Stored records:
----------
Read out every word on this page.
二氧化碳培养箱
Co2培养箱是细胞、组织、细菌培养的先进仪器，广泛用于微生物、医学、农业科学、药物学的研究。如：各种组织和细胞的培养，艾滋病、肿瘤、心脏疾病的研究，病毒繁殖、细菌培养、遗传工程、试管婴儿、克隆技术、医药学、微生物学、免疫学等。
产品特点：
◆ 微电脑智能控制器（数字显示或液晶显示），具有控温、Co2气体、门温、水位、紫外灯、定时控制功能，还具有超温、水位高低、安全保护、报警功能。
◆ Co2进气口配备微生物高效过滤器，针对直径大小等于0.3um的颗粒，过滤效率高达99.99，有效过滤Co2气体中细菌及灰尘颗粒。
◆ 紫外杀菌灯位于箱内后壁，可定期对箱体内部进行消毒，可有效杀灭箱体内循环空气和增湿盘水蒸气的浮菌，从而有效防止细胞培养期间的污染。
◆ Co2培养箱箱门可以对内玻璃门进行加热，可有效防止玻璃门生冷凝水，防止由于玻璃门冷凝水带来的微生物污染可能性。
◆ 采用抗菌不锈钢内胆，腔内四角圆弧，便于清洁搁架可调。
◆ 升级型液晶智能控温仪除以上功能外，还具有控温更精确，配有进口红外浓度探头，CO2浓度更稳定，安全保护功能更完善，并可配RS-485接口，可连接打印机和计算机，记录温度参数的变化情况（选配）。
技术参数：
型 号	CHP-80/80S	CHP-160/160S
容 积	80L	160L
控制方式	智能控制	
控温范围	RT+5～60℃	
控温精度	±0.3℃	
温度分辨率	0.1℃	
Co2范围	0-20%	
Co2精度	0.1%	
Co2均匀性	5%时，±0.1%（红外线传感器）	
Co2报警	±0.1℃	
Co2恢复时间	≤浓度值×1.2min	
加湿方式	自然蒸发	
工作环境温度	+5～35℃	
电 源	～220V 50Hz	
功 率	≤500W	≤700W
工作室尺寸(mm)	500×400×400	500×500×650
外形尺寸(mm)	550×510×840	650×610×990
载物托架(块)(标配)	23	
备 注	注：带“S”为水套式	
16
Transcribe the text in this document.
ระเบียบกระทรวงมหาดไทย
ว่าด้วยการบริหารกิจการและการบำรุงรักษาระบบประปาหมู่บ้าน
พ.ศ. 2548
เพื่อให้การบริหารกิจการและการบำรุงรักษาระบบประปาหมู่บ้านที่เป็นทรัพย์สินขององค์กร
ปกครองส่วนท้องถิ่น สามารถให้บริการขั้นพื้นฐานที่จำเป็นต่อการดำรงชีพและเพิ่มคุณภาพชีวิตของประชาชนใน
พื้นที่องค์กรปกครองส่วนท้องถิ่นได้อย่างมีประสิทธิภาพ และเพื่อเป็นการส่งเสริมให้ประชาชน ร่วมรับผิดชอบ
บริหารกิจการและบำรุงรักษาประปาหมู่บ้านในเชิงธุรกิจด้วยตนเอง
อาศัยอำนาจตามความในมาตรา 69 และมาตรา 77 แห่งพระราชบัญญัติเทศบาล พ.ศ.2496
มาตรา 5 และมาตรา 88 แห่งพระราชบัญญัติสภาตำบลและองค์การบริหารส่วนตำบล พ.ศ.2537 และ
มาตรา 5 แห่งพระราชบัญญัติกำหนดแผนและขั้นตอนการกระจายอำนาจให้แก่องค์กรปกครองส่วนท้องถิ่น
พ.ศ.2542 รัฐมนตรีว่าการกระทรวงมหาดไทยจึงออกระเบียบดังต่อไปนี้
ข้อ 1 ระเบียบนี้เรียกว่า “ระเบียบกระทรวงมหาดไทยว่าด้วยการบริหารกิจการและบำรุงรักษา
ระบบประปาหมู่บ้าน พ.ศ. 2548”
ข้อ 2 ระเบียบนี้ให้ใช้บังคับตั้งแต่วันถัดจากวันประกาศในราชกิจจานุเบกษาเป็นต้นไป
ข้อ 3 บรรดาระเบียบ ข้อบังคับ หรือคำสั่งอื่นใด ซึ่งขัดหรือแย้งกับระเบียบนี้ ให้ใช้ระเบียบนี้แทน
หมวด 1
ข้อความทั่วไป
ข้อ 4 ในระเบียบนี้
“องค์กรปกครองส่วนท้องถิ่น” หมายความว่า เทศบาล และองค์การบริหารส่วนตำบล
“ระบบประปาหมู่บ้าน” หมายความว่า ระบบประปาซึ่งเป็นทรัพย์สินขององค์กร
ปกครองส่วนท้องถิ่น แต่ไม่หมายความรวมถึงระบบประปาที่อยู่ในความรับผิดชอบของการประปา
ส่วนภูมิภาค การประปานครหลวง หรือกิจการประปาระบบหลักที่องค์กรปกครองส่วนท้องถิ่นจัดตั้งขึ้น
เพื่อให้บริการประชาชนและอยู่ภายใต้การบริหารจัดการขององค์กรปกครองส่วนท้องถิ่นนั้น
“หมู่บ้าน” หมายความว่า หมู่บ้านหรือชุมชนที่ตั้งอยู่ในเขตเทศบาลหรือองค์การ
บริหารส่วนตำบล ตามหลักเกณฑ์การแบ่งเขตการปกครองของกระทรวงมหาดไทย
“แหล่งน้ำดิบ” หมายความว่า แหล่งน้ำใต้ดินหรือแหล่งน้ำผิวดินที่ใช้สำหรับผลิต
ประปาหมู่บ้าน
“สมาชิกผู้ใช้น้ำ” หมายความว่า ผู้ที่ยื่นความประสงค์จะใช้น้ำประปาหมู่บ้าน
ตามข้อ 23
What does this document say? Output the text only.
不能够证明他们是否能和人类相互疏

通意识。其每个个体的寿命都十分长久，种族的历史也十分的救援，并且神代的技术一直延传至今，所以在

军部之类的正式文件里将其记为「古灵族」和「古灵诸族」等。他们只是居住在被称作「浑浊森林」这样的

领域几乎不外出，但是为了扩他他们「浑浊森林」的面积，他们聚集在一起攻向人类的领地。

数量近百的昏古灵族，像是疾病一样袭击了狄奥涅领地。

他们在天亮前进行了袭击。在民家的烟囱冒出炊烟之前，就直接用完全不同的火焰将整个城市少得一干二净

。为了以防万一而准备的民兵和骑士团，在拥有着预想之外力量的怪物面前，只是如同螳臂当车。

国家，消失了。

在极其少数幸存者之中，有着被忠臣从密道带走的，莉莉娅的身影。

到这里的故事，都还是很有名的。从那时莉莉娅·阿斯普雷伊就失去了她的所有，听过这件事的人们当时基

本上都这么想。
----------
Do this -
Word for word, restate all of the data shown above.

Answer -
Read out every word on this page.
二氧化碳培养箱
Co2培养箱是细胞、组织、细菌培养的先进仪器，广泛用于微生物、医学、农业科学、药物学的研究。如：各种组织和细胞的培养，艾滋病、肿瘤、心脏疾病的研究，病毒繁殖、细菌培养、遗传工程、试管婴儿、克隆技术、医药学、微生物学、免疫学等。
产品特点：
◆ 微电脑智能控制器（数字显示或液晶显示），具有控温、Co2气体、门温、水位、紫外灯、定时控制功能，还具有超温、水位高低、安全保护、报警功能。
◆ Co2进气口配备微生物高效过滤器，针对直径大小等于0.3um的颗粒，过滤效率高达99.99，有效过滤Co2气体中细菌及灰尘颗粒。
◆ 紫外杀菌灯位于箱内后壁，可定期对箱体内部进行消毒，可有效杀灭箱体内循环空气和增湿盘水蒸气的浮菌，从而有效防止细胞培养期间的污染。
◆ Co2培养箱箱门可以对内玻璃门进行加热，可有效防止玻璃门生冷凝水，防止由于玻璃门冷凝水带来的微生物污染可能性。
◆ 采用抗菌不锈钢内胆，腔内四角圆弧，便于清洁搁架可调。
◆ 升级型液晶智能控温仪除以上功能外，还具有控温更精确，配有进口红外浓度探头，CO2浓度更稳定，安全保护功能更完善，并可配RS-485接口，可连接打印机和计算机，记录温度参数的变化情况（选配）。
技术参数：
型 号	CHP-80/80S	CHP-160/160S
容 积	80L	160L
控制方式	智能控制	
控温范围	RT+5～60℃	
控温精度	±0.3℃	
温度分辨率	0.1℃	
Co2范围	0-20%	
Co2精度	0.1%	
Co2均匀性	5%时，±0.1%（红外线传感器）	
Co2报警	±0.1℃	
Co2恢复时间	≤浓度值×1.2min	
加湿方式	自然蒸发	
工作环境温度	+5～35℃	
电 源	～220V 50Hz	
功 率	≤500W	≤700W
工作室尺寸(mm)	500×400×400	500×500×650
外形尺寸(mm)	550×510×840	650×610×990
载物托架(块)(标配)	23	
备 注	注：带“S”为水套式	
16
Transcribe the text in this document.
ระเบียบกระทรวงมหาดไทย
ว่าด้วยการบริหารกิจการและการบำรุงรักษาระบบประปาหมู่บ้าน
พ.ศ. 2548
เพื่อให้การบริหารกิจการและการบำรุงรักษาระบบประปาหมู่บ้านที่เป็นทรัพย์สินขององค์กร
ปกครองส่วนท้องถิ่น สามารถให้บริการขั้นพื้นฐานที่จำเป็นต่อการดำรงชีพและเพิ่มคุณภาพชีวิตของประชาชนใน
พื้นที่องค์กรปกครองส่วนท้องถิ่นได้อย่างมีประสิทธิภาพ และเพื่อเป็นการส่งเสริมให้ประชาชน ร่วมรับผิดชอบ
บริหารกิจการและบำรุงรักษาประปาหมู่บ้านในเชิงธุรกิจด้วยตนเอง
อาศัยอำนาจตามความในมาตรา 69 และมาตรา 77 แห่งพระราชบัญญัติเทศบาล พ.ศ.2496
มาตรา 5 และมาตรา 88 แห่งพระราชบัญญัติสภาตำบลและองค์การบริหารส่วนตำบล พ.ศ.2537 และ
มาตรา 5 แห่งพระราชบัญญัติกำหนดแผนและขั้นตอนการกระจายอำนาจให้แก่องค์กรปกครองส่วนท้องถิ่น
พ.ศ.2542 รัฐมนตรีว่าการกระทรวงมหาดไทยจึงออกระเบียบดังต่อไปนี้
ข้อ 1 ระเบียบนี้เรียกว่า “ระเบียบกระทรวงมหาดไทยว่าด้วยการบริหารกิจการและบำรุงรักษา
ระบบประปาหมู่บ้าน พ.ศ. 2548”
ข้อ 2 ระเบียบนี้ให้ใช้บังคับตั้งแต่วันถัดจากวันประกาศในราชกิจจานุเบกษาเป็นต้นไป
ข้อ 3 บรรดาระเบียบ ข้อบังคับ หรือคำสั่งอื่นใด ซึ่งขัดหรือแย้งกับระเบียบนี้ ให้ใช้ระเบียบนี้แทน
หมวด 1
ข้อความทั่วไป
ข้อ 4 ในระเบียบนี้
“องค์กรปกครองส่วนท้องถิ่น” หมายความว่า เทศบาล และองค์การบริหารส่วนตำบล
“ระบบประปาหมู่บ้าน” หมายความว่า ระบบประปาซึ่งเป็นทรัพย์สินขององค์กร
ปกครองส่วนท้องถิ่น แต่ไม่หมายความรวมถึงระบบประปาที่อยู่ในความรับผิดชอบของการประปา
ส่วนภูมิภาค การประปานครหลวง หรือกิจการประปาระบบหลักที่องค์กรปกครองส่วนท้องถิ่นจัดตั้งขึ้น
เพื่อให้บริการประชาชนและอยู่ภายใต้การบริหารจัดการขององค์กรปกครองส่วนท้องถิ่นนั้น
“หมู่บ้าน” หมายความว่า หมู่บ้านหรือชุมชนที่ตั้งอยู่ในเขตเทศบาลหรือองค์การ
บริหารส่วนตำบล ตามหลักเกณฑ์การแบ่งเขตการปกครองของกระทรวงมหาดไทย
“แหล่งน้ำดิบ” หมายความว่า แหล่งน้ำใต้ดินหรือแหล่งน้ำผิวดินที่ใช้สำหรับผลิต
ประปาหมู่บ้าน
“สมาชิกผู้ใช้น้ำ” หมายความว่า ผู้ที่ยื่นความประสงค์จะใช้น้ำประปาหมู่บ้าน
ตามข้อ 23
What does this document say? Output the text only.
不能够证明他们是否能和人类相互疏

通意识。其每个个体的寿命都十分长久，种族的历史也十分的救援，并且神代的技术一直延传至今，所以在

军部之类的正式文件里将其记为「古灵族」和「古灵诸族」等。他们只是居住在被称作「浑浊森林」这样的

领域几乎不外出，但是为了扩他他们「浑浊森林」的面积，他们聚集在一起攻向人类的领地。

数量近百的昏古灵族，像是疾病一样袭击了狄奥涅领地。

他们在天亮前进行了袭击。在民家的烟囱冒出炊烟之前，就直接用完全不同的火焰将整个城市少得一干二净

。为了以防万一而准备的民兵和骑士团，在拥有着预想之外力量的怪物面前，只是如同螳臂当车。

国家，消失了。

在极其少数幸存者之中，有着被忠臣从密道带走的，莉莉娅的身影。

到这里的故事，都还是很有名的。从那时莉莉娅·阿斯普雷伊就失去了她的所有，听过这件事的人们当时基

本上都这么想。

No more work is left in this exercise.